- **Request A**: Using the article on the Ottawa gunman, decide whether each statement agrees with it: (i) Stephen Harper hid in a cupboard during the attack; (ii) Canada has armed security outside its parliament; (iii) Zehaf-Bibeau was born in Libya. For each, answer yes or no and quote the article's deciding words.

- **Source extract**:
###

Michael Zehaf-Bibeau: gunman 'furious' over passport delay
Mother of Ottawa gunman Zehaf-Bibeau says she had not seen son for five years until last week
New details have emerged about Michael Zehaf-Bibeau, the gunman who launched an attack on Canada's parliament building on Wednesday.
Zehaf-Bibeau killed a 24-year-old soldier, Corporal Nathan Cirillo, who was guarding the National War Memorial in Ottawa, before racing into the parliament building and firing up to 50 shots, said witnesses.
He was shot dead by Sergeant-at-Arms Kevin Vickers, who normally plays only a ceremonial role in the House of Commons. But at least three people were wounded and gunshots were fired outside a room where Prime Minister Stephen Harper was speaking. It emerged yesterday that Harper hid in a cupboard for about 15 minutes during the attack as MPs sharpened flagpoles to use as spears.
Liberal Senator Jim Munson told reporters that, unlike the UK and US, Canada does not have armed security outside parliament. "We've lost our innocence as a nation," he said.
The shooting was the second attack on Canadian soldiers in just a week. On Monday, 25-year-old Muslim convert Martin Rouleau-Couture was shot after running down two soldiers with his car in the Quebec town of Saint-Jean-sur-Richelieu. One of the soldiers later died.
But just who is Zehaf-Bibeau and was he acting alone?
Who is Michael Zehaf-Bibeau?
The 32-year-old was reportedly born and raised in Quebec, and later spent time in Libya and various regions of Canada as a labourer. He converted to Islam and became a homeless drug addict.
Does he have a family?

###

- **Rows from a layout dataset**:

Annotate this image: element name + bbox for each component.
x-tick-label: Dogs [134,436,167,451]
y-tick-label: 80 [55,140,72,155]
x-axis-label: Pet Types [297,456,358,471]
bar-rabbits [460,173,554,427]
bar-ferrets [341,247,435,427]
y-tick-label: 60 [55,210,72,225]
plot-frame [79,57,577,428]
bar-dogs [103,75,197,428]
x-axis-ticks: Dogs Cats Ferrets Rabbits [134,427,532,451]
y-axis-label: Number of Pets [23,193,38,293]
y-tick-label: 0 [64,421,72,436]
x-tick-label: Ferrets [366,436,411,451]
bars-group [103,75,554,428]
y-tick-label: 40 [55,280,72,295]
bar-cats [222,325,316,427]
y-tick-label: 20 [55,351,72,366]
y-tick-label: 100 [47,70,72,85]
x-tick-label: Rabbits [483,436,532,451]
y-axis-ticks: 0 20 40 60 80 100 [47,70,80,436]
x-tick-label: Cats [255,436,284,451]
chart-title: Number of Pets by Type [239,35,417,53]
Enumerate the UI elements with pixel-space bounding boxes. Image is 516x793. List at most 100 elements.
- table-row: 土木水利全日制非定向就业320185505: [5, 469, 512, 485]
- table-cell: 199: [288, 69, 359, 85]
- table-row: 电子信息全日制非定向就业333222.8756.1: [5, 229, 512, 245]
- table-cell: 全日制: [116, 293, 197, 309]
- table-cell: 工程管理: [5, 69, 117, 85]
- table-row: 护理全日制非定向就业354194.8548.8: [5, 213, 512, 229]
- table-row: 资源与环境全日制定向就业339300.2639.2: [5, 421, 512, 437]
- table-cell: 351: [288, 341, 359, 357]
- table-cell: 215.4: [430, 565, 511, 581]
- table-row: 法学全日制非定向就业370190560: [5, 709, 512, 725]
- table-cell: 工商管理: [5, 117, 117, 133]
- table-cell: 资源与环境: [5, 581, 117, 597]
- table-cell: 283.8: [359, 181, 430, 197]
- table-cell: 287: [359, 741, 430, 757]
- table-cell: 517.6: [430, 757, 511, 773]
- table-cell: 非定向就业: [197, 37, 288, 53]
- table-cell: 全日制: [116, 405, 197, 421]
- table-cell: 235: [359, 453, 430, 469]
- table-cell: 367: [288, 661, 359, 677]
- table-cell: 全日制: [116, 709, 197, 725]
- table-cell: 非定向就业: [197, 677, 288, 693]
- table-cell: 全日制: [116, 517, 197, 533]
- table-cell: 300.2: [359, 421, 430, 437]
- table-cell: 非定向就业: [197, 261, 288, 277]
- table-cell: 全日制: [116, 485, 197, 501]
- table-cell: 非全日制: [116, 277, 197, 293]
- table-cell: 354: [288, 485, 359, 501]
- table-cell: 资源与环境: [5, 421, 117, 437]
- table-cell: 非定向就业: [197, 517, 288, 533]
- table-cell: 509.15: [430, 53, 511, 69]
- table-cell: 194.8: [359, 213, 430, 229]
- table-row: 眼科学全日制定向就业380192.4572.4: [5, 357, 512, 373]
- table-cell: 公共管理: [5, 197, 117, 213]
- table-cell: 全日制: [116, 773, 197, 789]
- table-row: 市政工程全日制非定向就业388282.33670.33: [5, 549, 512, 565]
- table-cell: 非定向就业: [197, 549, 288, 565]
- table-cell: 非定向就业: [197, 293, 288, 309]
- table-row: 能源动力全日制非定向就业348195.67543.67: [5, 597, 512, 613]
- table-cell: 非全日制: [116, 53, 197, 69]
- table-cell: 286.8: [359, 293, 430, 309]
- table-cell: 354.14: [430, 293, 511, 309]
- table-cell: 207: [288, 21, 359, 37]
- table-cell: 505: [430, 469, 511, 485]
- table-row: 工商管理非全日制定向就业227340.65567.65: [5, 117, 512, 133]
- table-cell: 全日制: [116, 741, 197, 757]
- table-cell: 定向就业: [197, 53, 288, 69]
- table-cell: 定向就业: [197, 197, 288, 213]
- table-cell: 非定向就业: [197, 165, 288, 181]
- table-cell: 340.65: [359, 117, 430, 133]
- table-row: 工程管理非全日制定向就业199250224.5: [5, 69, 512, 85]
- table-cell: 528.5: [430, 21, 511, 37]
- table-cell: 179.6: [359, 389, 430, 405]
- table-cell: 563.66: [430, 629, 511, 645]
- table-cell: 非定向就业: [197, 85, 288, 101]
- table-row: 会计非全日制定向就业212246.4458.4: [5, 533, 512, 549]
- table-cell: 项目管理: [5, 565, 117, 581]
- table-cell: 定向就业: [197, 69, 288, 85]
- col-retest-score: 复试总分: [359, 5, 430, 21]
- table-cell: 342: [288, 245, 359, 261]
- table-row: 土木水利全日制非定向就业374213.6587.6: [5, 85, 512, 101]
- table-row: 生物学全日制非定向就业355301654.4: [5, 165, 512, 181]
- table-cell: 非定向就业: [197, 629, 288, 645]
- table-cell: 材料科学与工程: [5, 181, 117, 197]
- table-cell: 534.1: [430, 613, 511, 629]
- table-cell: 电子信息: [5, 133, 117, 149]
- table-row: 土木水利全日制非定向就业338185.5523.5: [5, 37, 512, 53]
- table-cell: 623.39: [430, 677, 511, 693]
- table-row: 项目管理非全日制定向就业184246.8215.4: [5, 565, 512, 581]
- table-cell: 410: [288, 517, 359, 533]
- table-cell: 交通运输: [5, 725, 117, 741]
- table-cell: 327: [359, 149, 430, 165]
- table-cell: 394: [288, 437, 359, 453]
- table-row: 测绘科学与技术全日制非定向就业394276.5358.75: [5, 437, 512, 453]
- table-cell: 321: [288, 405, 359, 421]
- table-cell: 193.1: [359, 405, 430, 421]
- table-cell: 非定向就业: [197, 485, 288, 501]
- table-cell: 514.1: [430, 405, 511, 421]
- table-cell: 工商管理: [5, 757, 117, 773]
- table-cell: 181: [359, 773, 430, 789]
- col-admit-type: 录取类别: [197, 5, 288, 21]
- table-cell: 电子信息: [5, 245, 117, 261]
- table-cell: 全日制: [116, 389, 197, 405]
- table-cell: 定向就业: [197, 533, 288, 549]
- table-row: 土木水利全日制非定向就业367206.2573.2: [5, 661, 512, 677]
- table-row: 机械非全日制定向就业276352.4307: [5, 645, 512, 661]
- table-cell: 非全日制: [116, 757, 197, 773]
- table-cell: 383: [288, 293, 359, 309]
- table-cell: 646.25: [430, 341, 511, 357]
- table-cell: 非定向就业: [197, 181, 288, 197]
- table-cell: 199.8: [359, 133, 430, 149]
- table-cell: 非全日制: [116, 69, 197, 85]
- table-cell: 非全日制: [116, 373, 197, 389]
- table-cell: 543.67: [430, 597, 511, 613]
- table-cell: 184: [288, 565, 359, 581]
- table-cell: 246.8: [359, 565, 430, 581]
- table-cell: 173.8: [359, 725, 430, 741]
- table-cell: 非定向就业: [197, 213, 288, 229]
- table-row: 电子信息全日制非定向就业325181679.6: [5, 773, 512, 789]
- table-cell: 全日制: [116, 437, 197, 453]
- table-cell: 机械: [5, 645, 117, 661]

###

- **Request B**: Reproduce the records word for word, from their first line through the line containing "- table-row: 电子信息全日制非定向就业333222.8756.1: [5, 229, 512, 245]", with both ends included.

- **Task output A**:
(i) Yes: "Harper hid in a cupboard for about 15 minutes during the attack"
(ii) No: "unlike the UK and US, Canada does not have armed security outside parliament"
(iii) No: "The 32-year-old was reportedly born and raised in Quebec"

- **Task output B**:
Annotate this image: element name + bbox for each component.
x-tick-label: Dogs [134,436,167,451]
y-tick-label: 80 [55,140,72,155]
x-axis-label: Pet Types [297,456,358,471]
bar-rabbits [460,173,554,427]
bar-ferrets [341,247,435,427]
y-tick-label: 60 [55,210,72,225]
plot-frame [79,57,577,428]
bar-dogs [103,75,197,428]
x-axis-ticks: Dogs Cats Ferrets Rabbits [134,427,532,451]
y-axis-label: Number of Pets [23,193,38,293]
y-tick-label: 0 [64,421,72,436]
x-tick-label: Ferrets [366,436,411,451]
bars-group [103,75,554,428]
y-tick-label: 40 [55,280,72,295]
bar-cats [222,325,316,427]
y-tick-label: 20 [55,351,72,366]
y-tick-label: 100 [47,70,72,85]
x-tick-label: Rabbits [483,436,532,451]
y-axis-ticks: 0 20 40 60 80 100 [47,70,80,436]
x-tick-label: Cats [255,436,284,451]
chart-title: Number of Pets by Type [239,35,417,53]
Enumerate the UI elements with pixel-space bounding boxes. Image is 516x793. List at most 100 elements.
- table-row: 土木水利全日制非定向就业320185505: [5, 469, 512, 485]
- table-cell: 199: [288, 69, 359, 85]
- table-row: 电子信息全日制非定向就业333222.8756.1: [5, 229, 512, 245]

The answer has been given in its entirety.